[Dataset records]

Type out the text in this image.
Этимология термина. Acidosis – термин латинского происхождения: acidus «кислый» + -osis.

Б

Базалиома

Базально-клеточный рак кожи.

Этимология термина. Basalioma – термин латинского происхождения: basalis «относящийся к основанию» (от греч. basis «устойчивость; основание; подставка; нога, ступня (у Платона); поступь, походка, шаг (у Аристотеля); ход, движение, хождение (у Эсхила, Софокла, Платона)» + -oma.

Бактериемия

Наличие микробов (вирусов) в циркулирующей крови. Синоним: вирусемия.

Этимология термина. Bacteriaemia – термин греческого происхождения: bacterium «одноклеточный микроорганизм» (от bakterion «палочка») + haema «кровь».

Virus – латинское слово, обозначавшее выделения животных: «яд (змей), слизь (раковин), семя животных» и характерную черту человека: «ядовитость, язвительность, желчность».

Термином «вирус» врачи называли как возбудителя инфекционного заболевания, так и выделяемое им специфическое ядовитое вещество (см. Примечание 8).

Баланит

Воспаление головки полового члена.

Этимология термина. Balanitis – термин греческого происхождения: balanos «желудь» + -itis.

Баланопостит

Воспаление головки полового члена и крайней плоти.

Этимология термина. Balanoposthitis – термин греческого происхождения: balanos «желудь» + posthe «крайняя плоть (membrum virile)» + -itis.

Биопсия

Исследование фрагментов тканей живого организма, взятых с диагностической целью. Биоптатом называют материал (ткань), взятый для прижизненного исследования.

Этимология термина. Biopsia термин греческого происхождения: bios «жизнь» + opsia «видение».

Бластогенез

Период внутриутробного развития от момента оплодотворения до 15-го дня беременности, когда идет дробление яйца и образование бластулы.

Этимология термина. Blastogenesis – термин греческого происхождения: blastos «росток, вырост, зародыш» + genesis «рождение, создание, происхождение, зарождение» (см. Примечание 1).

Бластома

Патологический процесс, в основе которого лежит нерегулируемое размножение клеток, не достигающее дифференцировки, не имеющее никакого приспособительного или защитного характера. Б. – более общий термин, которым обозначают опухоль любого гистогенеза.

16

WHAT TO WORK ON.
Your reply should consist of all the records, set down exactly.

YOUR RESPONSE.
Type out the text in this image.
Этимология термина. Acidosis – термин латинского происхождения: acidus «кислый» + -osis.

Б

Базалиома

Базально-клеточный рак кожи.

Этимология термина. Basalioma – термин латинского происхождения: basalis «относящийся к основанию» (от греч. basis «устойчивость; основание; подставка; нога, ступня (у Платона); поступь, походка, шаг (у Аристотеля); ход, движение, хождение (у Эсхила, Софокла, Платона)» + -oma.

Бактериемия

Наличие микробов (вирусов) в циркулирующей крови. Синоним: вирусемия.

Этимология термина. Bacteriaemia – термин греческого происхождения: bacterium «одноклеточный микроорганизм» (от bakterion «палочка») + haema «кровь».

Virus – латинское слово, обозначавшее выделения животных: «яд (змей), слизь (раковин), семя животных» и характерную черту человека: «ядовитость, язвительность, желчность».

Термином «вирус» врачи называли как возбудителя инфекционного заболевания, так и выделяемое им специфическое ядовитое вещество (см. Примечание 8).

Баланит

Воспаление головки полового члена.

Этимология термина. Balanitis – термин греческого происхождения: balanos «желудь» + -itis.

Баланопостит

Воспаление головки полового члена и крайней плоти.

Этимология термина. Balanoposthitis – термин греческого происхождения: balanos «желудь» + posthe «крайняя плоть (membrum virile)» + -itis.

Биопсия

Исследование фрагментов тканей живого организма, взятых с диагностической целью. Биоптатом называют материал (ткань), взятый для прижизненного исследования.

Этимология термина. Biopsia термин греческого происхождения: bios «жизнь» + opsia «видение».

Бластогенез

Период внутриутробного развития от момента оплодотворения до 15-го дня беременности, когда идет дробление яйца и образование бластулы.

Этимология термина. Blastogenesis – термин греческого происхождения: blastos «росток, вырост, зародыш» + genesis «рождение, создание, происхождение, зарождение» (см. Примечание 1).

Бластома

Патологический процесс, в основе которого лежит нерегулируемое размножение клеток, не достигающее дифференцировки, не имеющее никакого приспособительного или защитного характера. Б. – более общий термин, которым обозначают опухоль любого гистогенеза.

16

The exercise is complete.